===== Text to read =====
This will grow indefinitely, so you have to regularly run the tools to clear out old files. They can be re-fetched when someone looks at the post they're attached to, so this doesn't ruin the experience.

We have the following hourly cron jobs scheduled:

bin/tootctl media remove --days 2           # Remove media older than 2 days
bin/tootctl preview_cards remove --days 2   # Remove preview card images older than 2 days
bin/tootctl accounts cull                   # Cull remote accounts that no longer exist

There are other things that fill up space, such as custom emoji from other servers. I can't remember if they're cleared up by the media remove command, but either way they don't seem to be as much of a problem as they used to be.

When the server completely runs out of disk space, pretty much everything stops working, and you often can't run the commands you need to run to make space. My usual technique for getting out of that situation is to stop all the mastodon services, run du -h -d 1 in the mastodon/public/system directory to see what's taking up space and delete things until there's just enough space to run bin/tootctl media remove.
===== Excerpted data =====
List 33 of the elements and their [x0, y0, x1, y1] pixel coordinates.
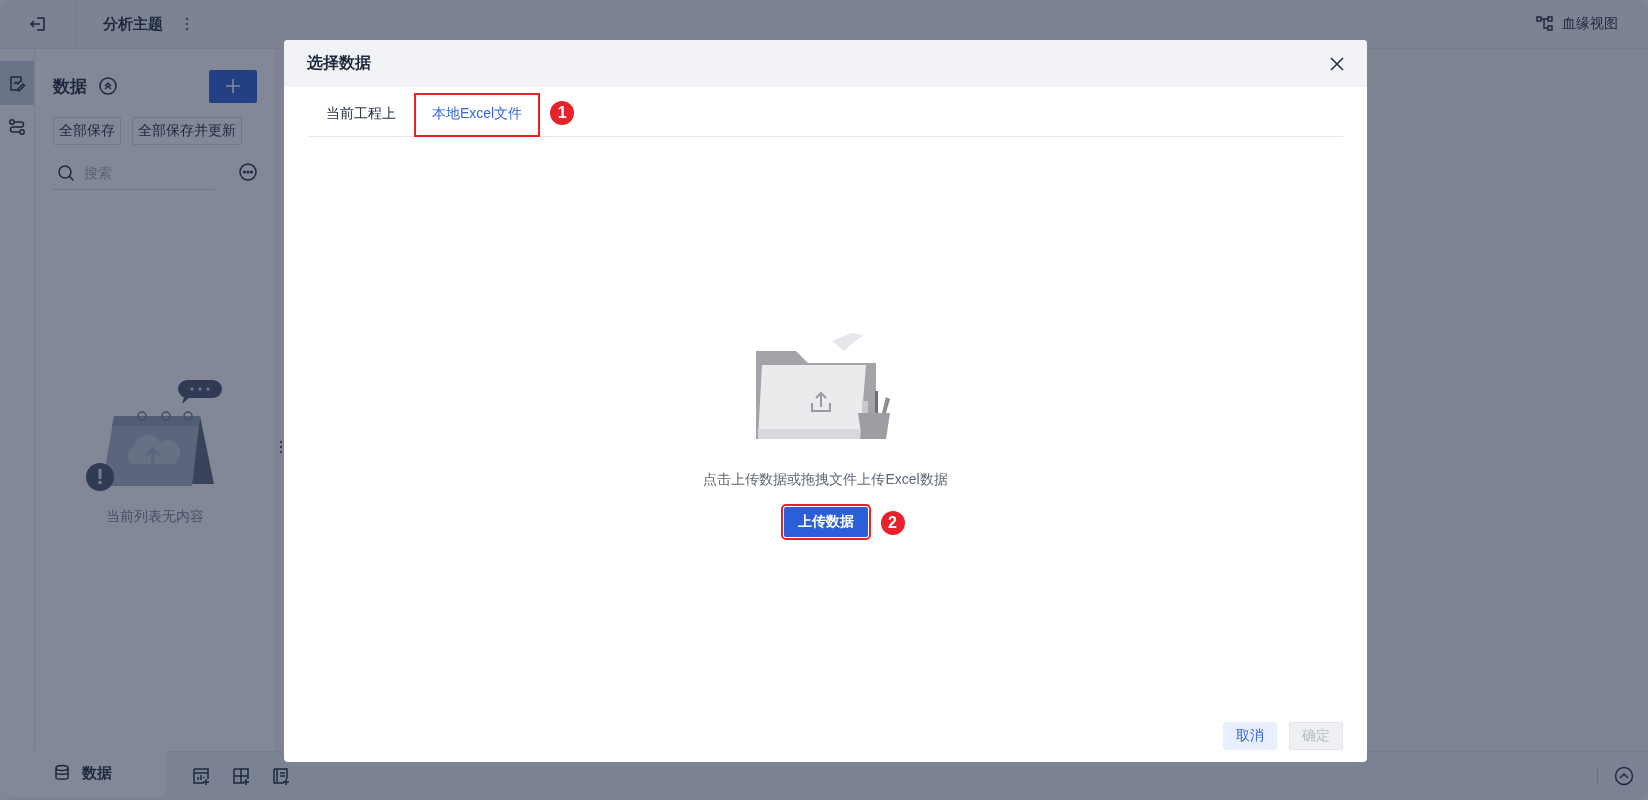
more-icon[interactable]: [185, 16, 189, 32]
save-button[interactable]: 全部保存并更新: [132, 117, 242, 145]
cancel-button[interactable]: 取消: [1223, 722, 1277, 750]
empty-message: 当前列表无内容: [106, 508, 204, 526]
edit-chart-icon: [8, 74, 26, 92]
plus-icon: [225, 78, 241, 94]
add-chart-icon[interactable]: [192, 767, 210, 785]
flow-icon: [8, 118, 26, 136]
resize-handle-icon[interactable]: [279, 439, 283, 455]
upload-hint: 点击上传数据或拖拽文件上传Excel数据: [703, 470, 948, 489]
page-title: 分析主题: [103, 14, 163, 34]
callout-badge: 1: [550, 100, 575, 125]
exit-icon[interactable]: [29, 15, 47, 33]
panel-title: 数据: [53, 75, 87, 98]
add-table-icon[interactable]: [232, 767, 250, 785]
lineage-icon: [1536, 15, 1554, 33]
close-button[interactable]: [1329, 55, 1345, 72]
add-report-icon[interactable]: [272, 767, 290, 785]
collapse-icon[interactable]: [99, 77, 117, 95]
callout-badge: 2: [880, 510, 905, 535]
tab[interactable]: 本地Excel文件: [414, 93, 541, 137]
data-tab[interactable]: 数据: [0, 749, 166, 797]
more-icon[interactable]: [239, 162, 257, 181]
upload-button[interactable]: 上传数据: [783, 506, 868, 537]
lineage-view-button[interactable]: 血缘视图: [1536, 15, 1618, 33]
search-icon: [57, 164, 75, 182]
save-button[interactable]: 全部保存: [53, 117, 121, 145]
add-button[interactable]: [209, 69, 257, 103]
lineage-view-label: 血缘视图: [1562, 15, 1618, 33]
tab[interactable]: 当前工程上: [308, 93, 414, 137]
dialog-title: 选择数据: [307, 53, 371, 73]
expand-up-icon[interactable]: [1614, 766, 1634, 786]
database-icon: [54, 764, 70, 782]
=====
Work to do:
A - In the Mastodon cleanup text, reproduce word for word everything between "bin/tootctl media remove --days" and "bin/tootctl media remove.", inclusive.
B - According to the Mastodon cleanup text, in which directory is du -h -d 1 run to see what is taking up space?

Per-task answers:
A -
bin/tootctl media remove --days 2           # Remove media older than 2 days
bin/tootctl preview_cards remove --days 2   # Remove preview card images older than 2 days
bin/tootctl accounts cull                   # Cull remote accounts that no longer exist

There are other things that fill up space, such as custom emoji from other servers. I can't remember if they're cleared up by the media remove command, but either way they don't seem to be as much of a problem as they used to be.

When the server completely runs out of disk space, pretty much everything stops working, and you often can't run the commands you need to run to make space. My usual technique for getting out of that situation is to stop all the mastodon services, run du -h -d 1 in the mastodon/public/system directory to see what's taking up space and delete things until there's just enough space to run bin/tootctl media remove.

B - The mastodon/public/system directory.